• **Exercise set**:
1: In the dog training excerpt, which five things can a dog do when it is asked to do a task?
2: Extend the dog training excerpt with a passage that picks up after its final sentence.

• **Excerpt**:
━━━━━━
There are five things a dog can do when you ask it to do a task. Avoid, flight, fight, temper tantrum, and comply.

1. It can avoid, which is look on a place on a wall and ignore you; you’re not there anymore.
2. Fight.
3. Flight.
4. Have a temper tantrum which is rolling on the ground screaming
5. Or comply. So we’re going to eliminate all other options for the dog short of compliance.

We accomplish that in schutzhund training because the dog is on a leash, possibly two leashes. OK?

1. So it can’t avoid me because I’ll keep bothering it until it stops avoiding me.
2. It can’t fight me because if it fights me I’ll show it that that’s improper behavior.
3. It can’t flight because I have the leash on it. It can’t run away.
4. And also if it decides to throw a temper tantrum, well, how’s that going for you? if the dogs starts to howl and scream I just wait until he’s finished. So decide what you want.
5. you will want be giddy in your praise for your dog when he’s obedient. toy comes out at that point. So he just learns what he cannot do, which is the other four. All they can do is comply.

He has these five options.

This is truly the difference ‑‑ if I’m reacting to what the dog is doing by not being prepared or not having the equipment on me to do what I need to do, the dog is training me. If I set up the circumstances and I have the equipment I need and the dog in control, I can control what the dog does. And then I’m training the dog. So truly you don’t want to react to what the dog’s doing. You want to be prepared in what you’re going to do so you can control what the dog does.

Divide and conquer.

Very simple. Break it down into pieces. Everything has got quite a few pieces in it. To sit is not just to sit its how fast I sit. It’s sit when I’m told to sit. It’s sit no matter what’s going on. And so many people get into this, and they go, “Well sit. He sits pretty good.” Now I start to fuss, now I start the moving fuss, now ‑‑ nothing is ever really perfect. break each piece down to make each piece as perfect as possible. dogs grasp your meaning much better when you speak to them in their language. And you don’t want to go on until that is excellent.

That’s what I mean by conquer.

And then add it to the rest of the steps. So many people mush all this together and nothing is really finished and right and the dog is sloppy. If he’s sloppy in the sit he’s going to be sloppy when I call him in for a recall for sit. If he’s sloppy on all that other stuff, somebody can make him distracted and he’s not going to sit. So if my sit is not perfect I should not move on. OK. There are also not too many pieces in a sit, but in all of our other exercises there’s quite a few pieces to every exercise. And if all those pieces aren’t right then that’s where the exercise is going to fall apart. So you really need to break it down.
━━━━━━
• **Records**:
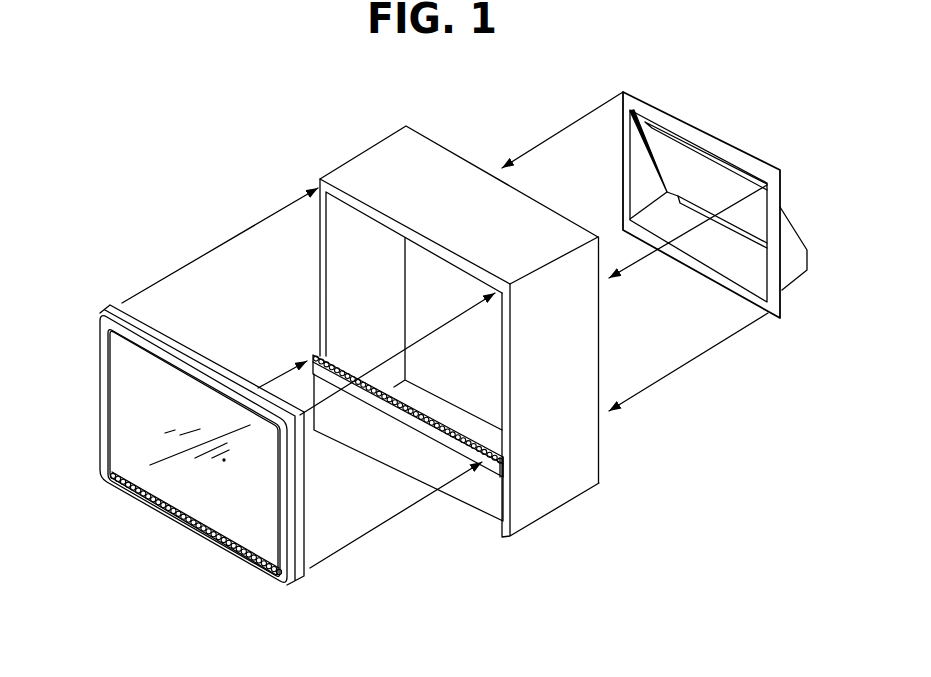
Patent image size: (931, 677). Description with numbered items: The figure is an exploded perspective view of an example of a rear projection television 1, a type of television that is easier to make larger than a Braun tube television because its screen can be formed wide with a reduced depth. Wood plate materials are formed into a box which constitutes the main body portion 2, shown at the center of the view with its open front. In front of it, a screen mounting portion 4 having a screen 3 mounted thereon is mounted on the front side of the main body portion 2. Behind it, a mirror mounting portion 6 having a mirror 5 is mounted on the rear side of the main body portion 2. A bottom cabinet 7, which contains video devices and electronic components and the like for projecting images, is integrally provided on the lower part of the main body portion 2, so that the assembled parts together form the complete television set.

The rear projection television 1 is at (250, 181).
The main body portion 2 is at (461, 177).
The screen 3 is at (160, 481).
The screen mounting portion 4 is at (112, 307).
The mirror 5 is at (718, 178).
The mirror mounting portion 6 is at (778, 272).
The bottom cabinet 7 is at (472, 485).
━━━━━━
• **Outputs for the tasks**:
1: Avoid, flight, fight, temper tantrum, and comply.

2:
So like I’m saying, sit there’s not much, there’s only a sit. But it’s not just sitting beside me it’s sitting wherever I say sit. When I’m standing in front of you. When I’m on the other side. When other things are going on. It’s sit truly means sit. Then when I go and sit, say later on, for my walking sit. Later in my routine. My dog knows how to sit anywhere, anytime. So I don’t have to spend near as much time teaching it to sit while I’m making motion. Because it truly knows it. It’s not a brand new exercise for the dog. Sit means sit.

Imprinting, teaching, proofing.

The imprinting, teaching, proofing, is very simple. First I wanted to imprint the dog with what I’m going to teach it.

I’m personally not a big imprinter, so I don’t use a lot of food in my puppy training. I use it for tracking. But when I’m teaching or imprinting the dog, I’m going to show the dog what I want. If I was using food, I would be motioning it, bribing him into spots, so it knows how to sit. Myself, I would make the dog sit with the leash in. Say “sit” and push down on his butt. Show it what I want. “I want you to sit.” And I do that a few times. “I want you to sit.” Then I’m going to get to the training stage. The training stage is making the dog sit. I’m not begging you sit anymore. I’m not asking you to sit. I’m going to make you sit.

Make you sit with slight correction ‑ whatever the dog needs to get him into sit. give food rewards when they sit properly. If I had my toy, I would play with the dog. If the dog has no food or play drive, I’d praise the dog lavishly.

Dogs can do quite well with lavish praise if they don’t like playing and eating. imprinting is overused with puppies. They make the puppies too focused on themselves. I truly want my schutzhund training puppies dragging me out on the field with a bad guy, dragging me out to track him. I let my puppies be quite ruder than a lot of people do. My puppies don’t live in the house. There’s a big difference there. So I let them be fairly wild.

Then we get in the proofing stage of this. So now I’ve taught him how to sit. The dog grasps, understands and happily sits. He really will sit. Now I make it extremely difficult for him to sit ‑ whether it would be a dog barking, whether it would be other dogs around, people walking around, people throwing balls on the ground. Anything that you can think of to make the dog not want to work, I throw in.

And this is the proofing stage. Most people never get passed the training stage. But a lot of people never get past the imprinting stage. They stay bribing all their time. OK. the reward stage comes next. OK? Once I’m training the dog, and then come reward. And once I’m proofing the dog, also, the reward comes out. I’m not holding the ball to make him sit, the ball’s put away. You sit, I give you the ball.

You sit anywhere I tell you to sit, not just beside me, not when I’m going to say it. When I’m in front of you, I’m behind you, I’m at the end of a 10‑foot leash, I’m anywhere I can, the dog’s on the back side, he can’t come towards me, and he learns to put his butt down quickly where I tell him.

The training of the dog is to…make the dog do what you want. And then, the proofing of the dog is to make sure that…He’ll do it anytime, anywhere, anyplace, without question.

That’s a good schutzhund training foundation.